## What to work on:
Comb through the entries for "Recall" and pull out each line that holds it.

┌────────

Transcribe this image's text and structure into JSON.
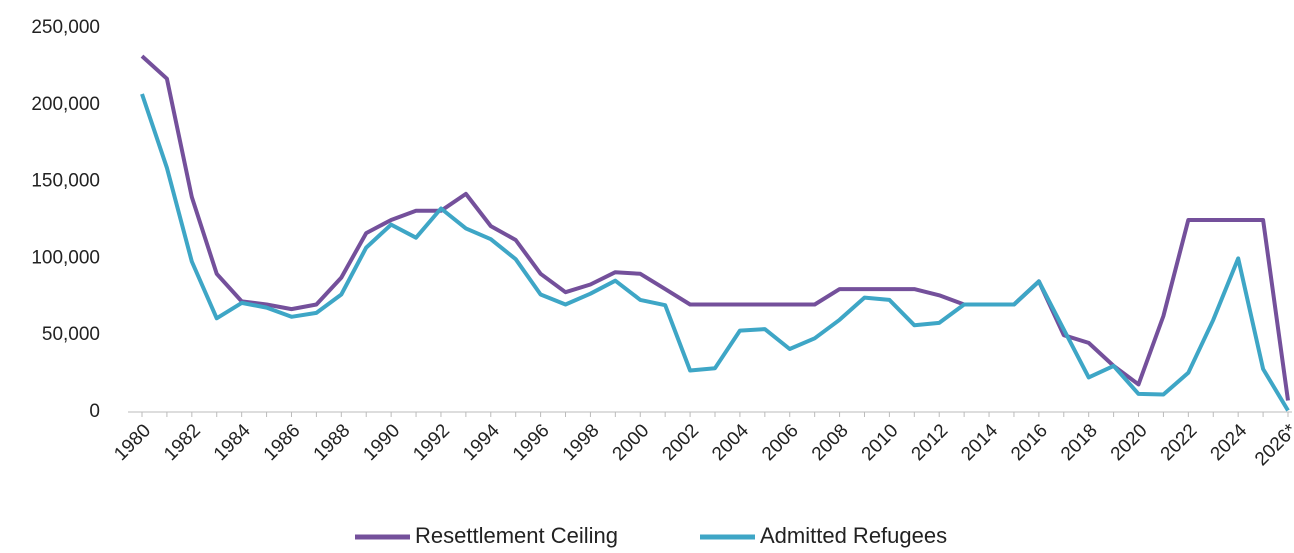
{
  "chart_data": {
    "type": "line",
    "categories": [
      "1980",
      null,
      "1982",
      null,
      "1984",
      null,
      "1986",
      null,
      "1988",
      null,
      "1990",
      null,
      "1992",
      null,
      "1994",
      null,
      "1996",
      null,
      "1998",
      null,
      "2000",
      null,
      "2002",
      null,
      "2004",
      null,
      "2006",
      null,
      "2008",
      null,
      "2010",
      null,
      "2012",
      null,
      "2014",
      null,
      "2016",
      null,
      "2018",
      null,
      "2020",
      null,
      "2022",
      null,
      "2024",
      null,
      "2026*"
    ],
    "series": [
      {
        "name": "Resettlement Ceiling",
        "color": "#74509b",
        "values": [
          231700,
          217000,
          140000,
          90000,
          72000,
          70000,
          67000,
          70000,
          87500,
          116500,
          125000,
          131000,
          131000,
          142000,
          121000,
          112000,
          90000,
          78000,
          83000,
          91000,
          90000,
          80000,
          70000,
          70000,
          70000,
          70000,
          70000,
          70000,
          80000,
          80000,
          80000,
          80000,
          76000,
          70000,
          70000,
          70000,
          85000,
          50000,
          45000,
          30000,
          18000,
          62500,
          125000,
          125000,
          125000,
          125000,
          7500
        ]
      },
      {
        "name": "Admitted Refugees",
        "color": "#3ea6c6",
        "values": [
          207000,
          159000,
          98000,
          61000,
          71000,
          68000,
          62000,
          64500,
          76500,
          107000,
          122000,
          113500,
          132500,
          119500,
          112500,
          99500,
          76500,
          70000,
          77000,
          85500,
          73000,
          69500,
          27000,
          28500,
          53000,
          54000,
          41000,
          48000,
          60000,
          74500,
          73000,
          56500,
          58000,
          70000,
          70000,
          70000,
          85000,
          53700,
          22500,
          30000,
          11800,
          11400,
          25500,
          60000,
          100000,
          28000,
          1000
        ]
      }
    ],
    "ylim": [
      0,
      250000
    ],
    "yticks": [
      0,
      {
        "value": 50000,
        "label": "50,000"
      },
      {
        "value": 100000,
        "label": "100,000"
      },
      {
        "value": 150000,
        "label": "150,000"
      },
      {
        "value": 200000,
        "label": "200,000"
      },
      {
        "value": 250000,
        "label": "250,000"
      }
    ],
    "grid": false,
    "legend": "bottom"
  }
}
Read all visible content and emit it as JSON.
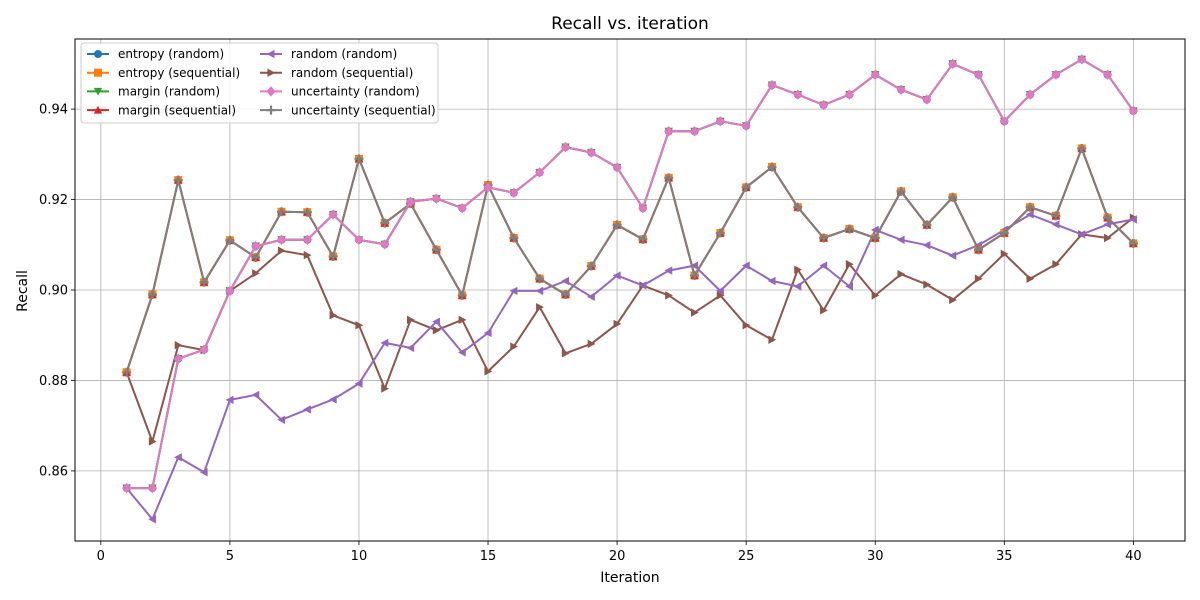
{
  "chart_data": {
    "type": "line",
    "title": "Recall vs. iteration",
    "xlabel": "Iteration",
    "ylabel": "Recall",
    "xlim": [
      -1,
      42
    ],
    "ylim": [
      0.8445,
      0.9555
    ],
    "xticks": [
      0,
      5,
      10,
      15,
      20,
      25,
      30,
      35,
      40
    ],
    "yticks": [
      0.86,
      0.88,
      0.9,
      0.92,
      0.94
    ],
    "ytick_labels": [
      "0.86",
      "0.88",
      "0.90",
      "0.92",
      "0.94"
    ],
    "grid": true,
    "legend_position": "top-left",
    "legend_columns": 2,
    "x": [
      1,
      2,
      3,
      4,
      5,
      6,
      7,
      8,
      9,
      10,
      11,
      12,
      13,
      14,
      15,
      16,
      17,
      18,
      19,
      20,
      21,
      22,
      23,
      24,
      25,
      26,
      27,
      28,
      29,
      30,
      31,
      32,
      33,
      34,
      35,
      36,
      37,
      38,
      39,
      40
    ],
    "series": [
      {
        "name": "entropy (random)",
        "color": "#1f77b4",
        "marker": "circle",
        "values": [
          0.8562,
          0.8562,
          0.8848,
          0.8868,
          0.8998,
          0.9097,
          0.9111,
          0.9111,
          0.9167,
          0.9111,
          0.9101,
          0.9195,
          0.9202,
          0.9181,
          0.9227,
          0.9215,
          0.926,
          0.9316,
          0.9304,
          0.9271,
          0.9181,
          0.9351,
          0.9351,
          0.9373,
          0.9363,
          0.9453,
          0.9432,
          0.9409,
          0.9432,
          0.9476,
          0.9443,
          0.9421,
          0.95,
          0.9476,
          0.9373,
          0.9432,
          0.9476,
          0.951,
          0.9476,
          0.9396
        ]
      },
      {
        "name": "entropy (sequential)",
        "color": "#ff7f0e",
        "marker": "square",
        "values": [
          0.8818,
          0.899,
          0.9243,
          0.9017,
          0.911,
          0.9072,
          0.9173,
          0.9172,
          0.9074,
          0.929,
          0.9148,
          0.9191,
          0.9089,
          0.8988,
          0.9232,
          0.9115,
          0.9025,
          0.899,
          0.9053,
          0.9144,
          0.9112,
          0.9248,
          0.9032,
          0.9126,
          0.9227,
          0.9272,
          0.9183,
          0.9115,
          0.9135,
          0.9115,
          0.9218,
          0.9144,
          0.9205,
          0.9089,
          0.9126,
          0.9183,
          0.9164,
          0.9313,
          0.916,
          0.9103
        ]
      },
      {
        "name": "margin (random)",
        "color": "#2ca02c",
        "marker": "triangle-down",
        "values": [
          0.8562,
          0.8562,
          0.8848,
          0.8868,
          0.8998,
          0.9097,
          0.9111,
          0.9111,
          0.9167,
          0.9111,
          0.9101,
          0.9195,
          0.9202,
          0.9181,
          0.9227,
          0.9215,
          0.926,
          0.9316,
          0.9304,
          0.9271,
          0.9181,
          0.9351,
          0.9351,
          0.9373,
          0.9363,
          0.9453,
          0.9432,
          0.9409,
          0.9432,
          0.9476,
          0.9443,
          0.9421,
          0.95,
          0.9476,
          0.9373,
          0.9432,
          0.9476,
          0.951,
          0.9476,
          0.9396
        ]
      },
      {
        "name": "margin (sequential)",
        "color": "#d62728",
        "marker": "triangle-up",
        "values": [
          0.8818,
          0.899,
          0.9243,
          0.9017,
          0.911,
          0.9072,
          0.9173,
          0.9172,
          0.9074,
          0.929,
          0.9148,
          0.9191,
          0.9089,
          0.8988,
          0.9232,
          0.9115,
          0.9025,
          0.899,
          0.9053,
          0.9144,
          0.9112,
          0.9248,
          0.9032,
          0.9126,
          0.9227,
          0.9272,
          0.9183,
          0.9115,
          0.9135,
          0.9115,
          0.9218,
          0.9144,
          0.9205,
          0.9089,
          0.9126,
          0.9183,
          0.9164,
          0.9313,
          0.916,
          0.9103
        ]
      },
      {
        "name": "random (random)",
        "color": "#9467bd",
        "marker": "triangle-left",
        "values": [
          0.8562,
          0.8493,
          0.863,
          0.8597,
          0.8757,
          0.8768,
          0.8713,
          0.8736,
          0.8758,
          0.8793,
          0.8883,
          0.8872,
          0.893,
          0.8862,
          0.8905,
          0.8998,
          0.8998,
          0.902,
          0.8985,
          0.9032,
          0.901,
          0.9043,
          0.9054,
          0.8998,
          0.9054,
          0.902,
          0.9008,
          0.9054,
          0.9008,
          0.9133,
          0.9111,
          0.9099,
          0.9076,
          0.9099,
          0.9133,
          0.9167,
          0.9145,
          0.9123,
          0.9145,
          0.9156
        ]
      },
      {
        "name": "random (sequential)",
        "color": "#8c564b",
        "marker": "triangle-right",
        "values": [
          0.8818,
          0.8665,
          0.8878,
          0.8867,
          0.8998,
          0.9037,
          0.9087,
          0.9077,
          0.8944,
          0.8922,
          0.8782,
          0.8934,
          0.8911,
          0.8934,
          0.882,
          0.8875,
          0.8962,
          0.886,
          0.8881,
          0.8925,
          0.901,
          0.8988,
          0.895,
          0.8988,
          0.8922,
          0.889,
          0.9045,
          0.8955,
          0.9057,
          0.8988,
          0.9035,
          0.9012,
          0.8978,
          0.9025,
          0.908,
          0.9025,
          0.9057,
          0.9123,
          0.9115,
          0.916
        ]
      },
      {
        "name": "uncertainty (random)",
        "color": "#e377c2",
        "marker": "diamond",
        "values": [
          0.8562,
          0.8562,
          0.8848,
          0.8868,
          0.8998,
          0.9097,
          0.9111,
          0.9111,
          0.9167,
          0.9111,
          0.9101,
          0.9195,
          0.9202,
          0.9181,
          0.9227,
          0.9215,
          0.926,
          0.9316,
          0.9304,
          0.9271,
          0.9181,
          0.9351,
          0.9351,
          0.9373,
          0.9363,
          0.9453,
          0.9432,
          0.9409,
          0.9432,
          0.9476,
          0.9443,
          0.9421,
          0.95,
          0.9476,
          0.9373,
          0.9432,
          0.9476,
          0.951,
          0.9476,
          0.9396
        ]
      },
      {
        "name": "uncertainty (sequential)",
        "color": "#7f7f7f",
        "marker": "plus",
        "values": [
          0.8818,
          0.899,
          0.9243,
          0.9017,
          0.911,
          0.9072,
          0.9173,
          0.9172,
          0.9074,
          0.929,
          0.9148,
          0.9191,
          0.9089,
          0.8988,
          0.9232,
          0.9115,
          0.9025,
          0.899,
          0.9053,
          0.9144,
          0.9112,
          0.9248,
          0.9032,
          0.9126,
          0.9227,
          0.9272,
          0.9183,
          0.9115,
          0.9135,
          0.9115,
          0.9218,
          0.9144,
          0.9205,
          0.9089,
          0.9126,
          0.9183,
          0.9164,
          0.9313,
          0.916,
          0.9103
        ]
      }
    ],
    "draw_order": [
      5,
      4,
      0,
      1,
      2,
      3,
      7,
      6
    ]
  }
}
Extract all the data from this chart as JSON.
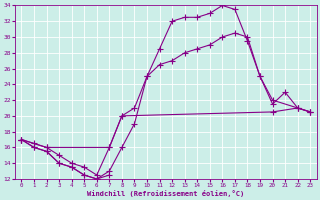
{
  "xlabel": "Windchill (Refroidissement éolien,°C)",
  "background_color": "#cceee8",
  "grid_color": "#ffffff",
  "line_color": "#880088",
  "xlim": [
    -0.5,
    23.5
  ],
  "ylim": [
    12,
    34
  ],
  "xticks": [
    0,
    1,
    2,
    3,
    4,
    5,
    6,
    7,
    8,
    9,
    10,
    11,
    12,
    13,
    14,
    15,
    16,
    17,
    18,
    19,
    20,
    21,
    22,
    23
  ],
  "yticks": [
    12,
    14,
    16,
    18,
    20,
    22,
    24,
    26,
    28,
    30,
    32,
    34
  ],
  "line1_x": [
    0,
    1,
    2,
    3,
    4,
    5,
    6,
    7,
    8,
    9,
    10,
    11,
    12,
    13,
    14,
    15,
    16,
    17,
    18,
    19,
    20,
    21,
    22,
    23
  ],
  "line1_y": [
    17,
    16,
    15.5,
    14,
    13.5,
    12.5,
    12,
    13,
    16,
    19,
    25,
    28.5,
    32,
    32.5,
    32.5,
    33,
    34,
    33.5,
    29.5,
    25,
    21.5,
    23,
    21,
    20.5
  ],
  "line2_x": [
    0,
    1,
    2,
    3,
    4,
    5,
    6,
    7,
    8,
    9,
    10,
    11,
    12,
    13,
    14,
    15,
    16,
    17,
    18,
    19,
    20,
    22,
    23
  ],
  "line2_y": [
    17,
    16.5,
    16,
    15,
    14,
    13.5,
    12.5,
    16,
    20,
    21,
    25,
    26.5,
    27,
    28,
    28.5,
    29,
    30,
    30.5,
    30,
    25,
    22,
    21,
    20.5
  ],
  "line3_x": [
    0,
    2,
    7,
    8,
    20,
    22,
    23
  ],
  "line3_y": [
    17,
    16,
    16,
    20,
    20.5,
    21,
    20.5
  ],
  "line4_x": [
    0,
    1,
    2,
    3,
    4,
    5,
    6,
    7
  ],
  "line4_y": [
    17,
    16,
    15.5,
    14,
    13.5,
    12.5,
    12,
    12.5
  ]
}
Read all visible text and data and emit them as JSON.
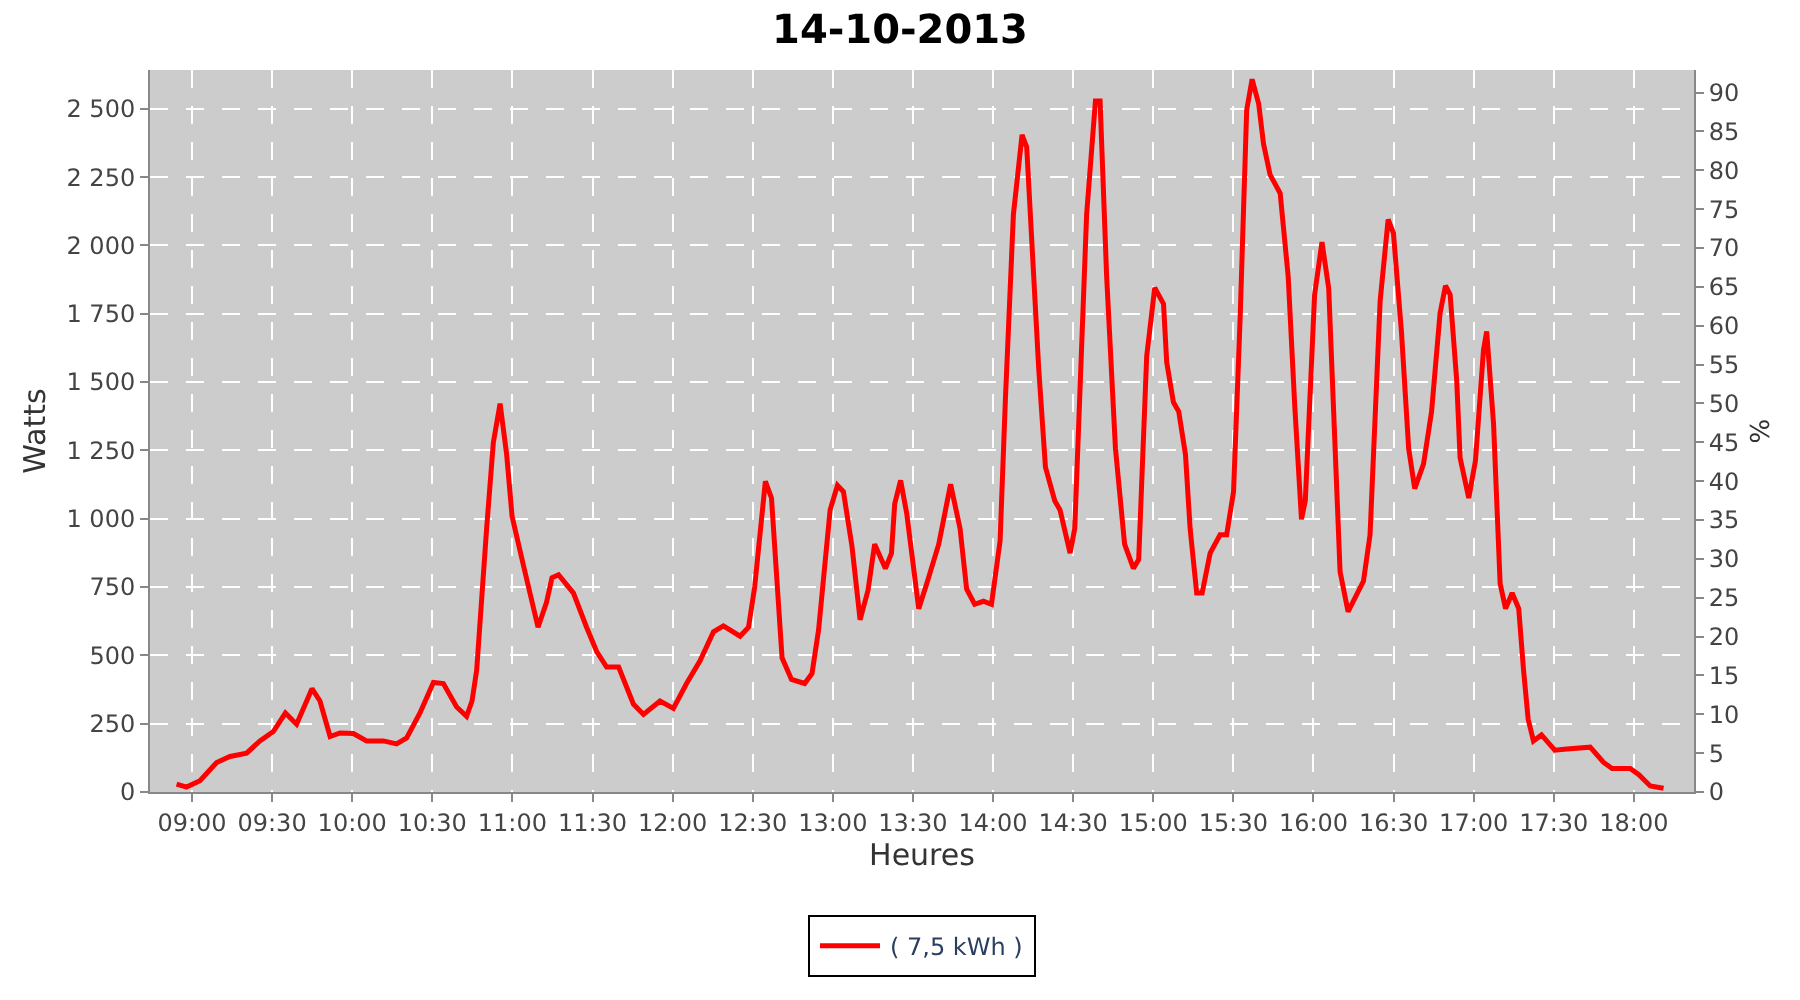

└────────

## Solution below:
    "title": "Recall vs. iteration",
    "ylabel": "Recall",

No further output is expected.